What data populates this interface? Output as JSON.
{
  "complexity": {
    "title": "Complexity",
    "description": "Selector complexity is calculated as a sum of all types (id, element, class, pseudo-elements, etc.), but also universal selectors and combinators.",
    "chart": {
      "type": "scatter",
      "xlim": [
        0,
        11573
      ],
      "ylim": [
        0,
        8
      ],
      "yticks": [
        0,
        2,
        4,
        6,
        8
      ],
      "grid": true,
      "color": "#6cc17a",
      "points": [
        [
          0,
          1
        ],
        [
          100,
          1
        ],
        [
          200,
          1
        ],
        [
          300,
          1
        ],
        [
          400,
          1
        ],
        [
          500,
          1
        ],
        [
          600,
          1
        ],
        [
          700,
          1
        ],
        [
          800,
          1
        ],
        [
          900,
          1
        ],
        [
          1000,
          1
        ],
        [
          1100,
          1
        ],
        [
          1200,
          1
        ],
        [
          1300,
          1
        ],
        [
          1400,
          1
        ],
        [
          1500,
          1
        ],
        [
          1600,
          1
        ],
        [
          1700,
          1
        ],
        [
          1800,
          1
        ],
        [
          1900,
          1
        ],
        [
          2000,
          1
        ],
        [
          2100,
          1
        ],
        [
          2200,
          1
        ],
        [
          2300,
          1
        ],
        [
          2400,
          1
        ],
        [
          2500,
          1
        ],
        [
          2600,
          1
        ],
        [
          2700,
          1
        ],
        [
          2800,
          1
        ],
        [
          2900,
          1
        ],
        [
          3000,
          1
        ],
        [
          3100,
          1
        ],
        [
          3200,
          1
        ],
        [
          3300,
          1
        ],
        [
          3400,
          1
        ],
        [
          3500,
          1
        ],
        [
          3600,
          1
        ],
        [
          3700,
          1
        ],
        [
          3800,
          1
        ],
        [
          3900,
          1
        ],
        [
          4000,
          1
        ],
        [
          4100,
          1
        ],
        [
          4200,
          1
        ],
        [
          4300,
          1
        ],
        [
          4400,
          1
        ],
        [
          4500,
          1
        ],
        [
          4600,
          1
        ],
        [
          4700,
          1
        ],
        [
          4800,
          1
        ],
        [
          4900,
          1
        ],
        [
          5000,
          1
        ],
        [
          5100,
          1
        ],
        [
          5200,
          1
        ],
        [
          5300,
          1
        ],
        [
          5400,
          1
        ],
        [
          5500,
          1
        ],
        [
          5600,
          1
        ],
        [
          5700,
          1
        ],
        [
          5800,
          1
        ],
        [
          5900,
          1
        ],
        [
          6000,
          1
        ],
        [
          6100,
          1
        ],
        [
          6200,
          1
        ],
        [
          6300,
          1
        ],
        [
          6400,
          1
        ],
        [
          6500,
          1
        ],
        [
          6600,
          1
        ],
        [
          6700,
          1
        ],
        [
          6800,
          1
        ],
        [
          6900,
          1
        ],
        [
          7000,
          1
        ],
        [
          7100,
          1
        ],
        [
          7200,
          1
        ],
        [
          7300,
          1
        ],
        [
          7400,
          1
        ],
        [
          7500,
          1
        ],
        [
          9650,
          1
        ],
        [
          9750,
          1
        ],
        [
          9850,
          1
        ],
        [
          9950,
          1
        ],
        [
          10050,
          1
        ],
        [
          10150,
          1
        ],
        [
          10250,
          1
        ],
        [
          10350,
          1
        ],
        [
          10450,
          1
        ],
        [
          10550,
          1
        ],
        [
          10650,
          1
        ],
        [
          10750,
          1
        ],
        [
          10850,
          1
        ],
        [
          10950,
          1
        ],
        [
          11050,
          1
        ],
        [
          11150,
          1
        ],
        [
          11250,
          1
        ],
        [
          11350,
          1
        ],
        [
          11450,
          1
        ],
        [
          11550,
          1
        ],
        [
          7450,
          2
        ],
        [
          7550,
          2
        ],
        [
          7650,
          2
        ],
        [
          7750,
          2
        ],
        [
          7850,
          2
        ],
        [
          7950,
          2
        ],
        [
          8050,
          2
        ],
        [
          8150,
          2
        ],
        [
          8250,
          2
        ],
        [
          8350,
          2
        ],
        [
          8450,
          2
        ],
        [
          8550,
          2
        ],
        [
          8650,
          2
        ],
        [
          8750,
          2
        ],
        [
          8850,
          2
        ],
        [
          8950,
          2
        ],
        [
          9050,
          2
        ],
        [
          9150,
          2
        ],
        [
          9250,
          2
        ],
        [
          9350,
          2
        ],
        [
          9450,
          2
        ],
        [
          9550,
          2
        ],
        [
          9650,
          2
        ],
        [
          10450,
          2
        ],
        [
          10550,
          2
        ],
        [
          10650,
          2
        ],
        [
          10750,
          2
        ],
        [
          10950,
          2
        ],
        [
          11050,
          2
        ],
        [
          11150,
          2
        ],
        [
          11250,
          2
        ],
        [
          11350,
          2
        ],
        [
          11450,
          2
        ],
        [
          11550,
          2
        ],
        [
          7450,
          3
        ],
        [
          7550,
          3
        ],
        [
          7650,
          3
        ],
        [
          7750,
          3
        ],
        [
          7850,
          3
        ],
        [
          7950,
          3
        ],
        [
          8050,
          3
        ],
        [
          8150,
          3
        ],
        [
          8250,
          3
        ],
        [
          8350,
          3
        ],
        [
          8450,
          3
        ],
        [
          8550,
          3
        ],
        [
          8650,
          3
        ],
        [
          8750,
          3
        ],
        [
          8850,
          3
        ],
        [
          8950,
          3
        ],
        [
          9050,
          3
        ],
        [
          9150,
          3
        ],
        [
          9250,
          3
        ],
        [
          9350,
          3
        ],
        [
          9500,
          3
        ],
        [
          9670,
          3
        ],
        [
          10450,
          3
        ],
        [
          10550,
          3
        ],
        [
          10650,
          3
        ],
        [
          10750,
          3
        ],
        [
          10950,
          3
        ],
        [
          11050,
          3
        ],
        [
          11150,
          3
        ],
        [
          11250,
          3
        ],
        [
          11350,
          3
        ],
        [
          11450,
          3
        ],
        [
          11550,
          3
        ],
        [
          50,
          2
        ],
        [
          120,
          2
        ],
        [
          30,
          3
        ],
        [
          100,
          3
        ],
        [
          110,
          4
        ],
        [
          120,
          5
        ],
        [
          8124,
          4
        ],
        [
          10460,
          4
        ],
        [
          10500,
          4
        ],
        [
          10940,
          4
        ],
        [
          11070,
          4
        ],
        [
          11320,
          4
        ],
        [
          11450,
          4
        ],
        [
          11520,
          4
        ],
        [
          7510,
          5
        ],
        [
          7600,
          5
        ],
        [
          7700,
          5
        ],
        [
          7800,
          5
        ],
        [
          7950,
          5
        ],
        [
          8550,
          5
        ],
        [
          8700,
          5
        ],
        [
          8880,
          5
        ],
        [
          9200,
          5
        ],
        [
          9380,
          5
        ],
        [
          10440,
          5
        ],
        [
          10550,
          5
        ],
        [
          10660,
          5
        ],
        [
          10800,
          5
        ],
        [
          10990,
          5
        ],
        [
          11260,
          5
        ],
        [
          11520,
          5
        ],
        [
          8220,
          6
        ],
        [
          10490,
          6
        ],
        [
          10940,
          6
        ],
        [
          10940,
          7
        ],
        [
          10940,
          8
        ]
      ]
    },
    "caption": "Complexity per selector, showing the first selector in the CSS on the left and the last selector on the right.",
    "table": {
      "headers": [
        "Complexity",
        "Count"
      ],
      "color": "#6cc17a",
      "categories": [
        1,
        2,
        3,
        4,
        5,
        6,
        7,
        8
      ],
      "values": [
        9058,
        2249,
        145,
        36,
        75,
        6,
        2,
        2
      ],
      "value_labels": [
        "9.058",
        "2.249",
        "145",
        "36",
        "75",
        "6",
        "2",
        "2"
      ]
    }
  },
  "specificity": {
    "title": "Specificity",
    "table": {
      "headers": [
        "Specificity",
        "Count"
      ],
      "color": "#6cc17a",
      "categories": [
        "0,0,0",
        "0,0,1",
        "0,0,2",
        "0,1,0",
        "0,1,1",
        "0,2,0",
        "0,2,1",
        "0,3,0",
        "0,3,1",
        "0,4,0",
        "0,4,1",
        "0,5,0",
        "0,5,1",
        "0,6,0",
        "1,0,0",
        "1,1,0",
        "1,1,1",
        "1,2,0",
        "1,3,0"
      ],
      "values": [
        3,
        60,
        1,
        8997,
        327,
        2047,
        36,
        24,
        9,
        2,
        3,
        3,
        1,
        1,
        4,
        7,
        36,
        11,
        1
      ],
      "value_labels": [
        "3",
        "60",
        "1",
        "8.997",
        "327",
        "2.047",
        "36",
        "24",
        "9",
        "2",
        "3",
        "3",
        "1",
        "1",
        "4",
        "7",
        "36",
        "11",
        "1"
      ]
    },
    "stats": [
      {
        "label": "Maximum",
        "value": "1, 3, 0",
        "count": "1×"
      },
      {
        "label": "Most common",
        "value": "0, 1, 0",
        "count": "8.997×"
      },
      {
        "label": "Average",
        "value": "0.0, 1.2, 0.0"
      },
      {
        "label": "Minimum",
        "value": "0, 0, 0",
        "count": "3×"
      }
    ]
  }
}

- Given request:
Return from the data every line that holds "title".

- Response to the exercise:
    "title": "Complexity",
    "title": "Specificity",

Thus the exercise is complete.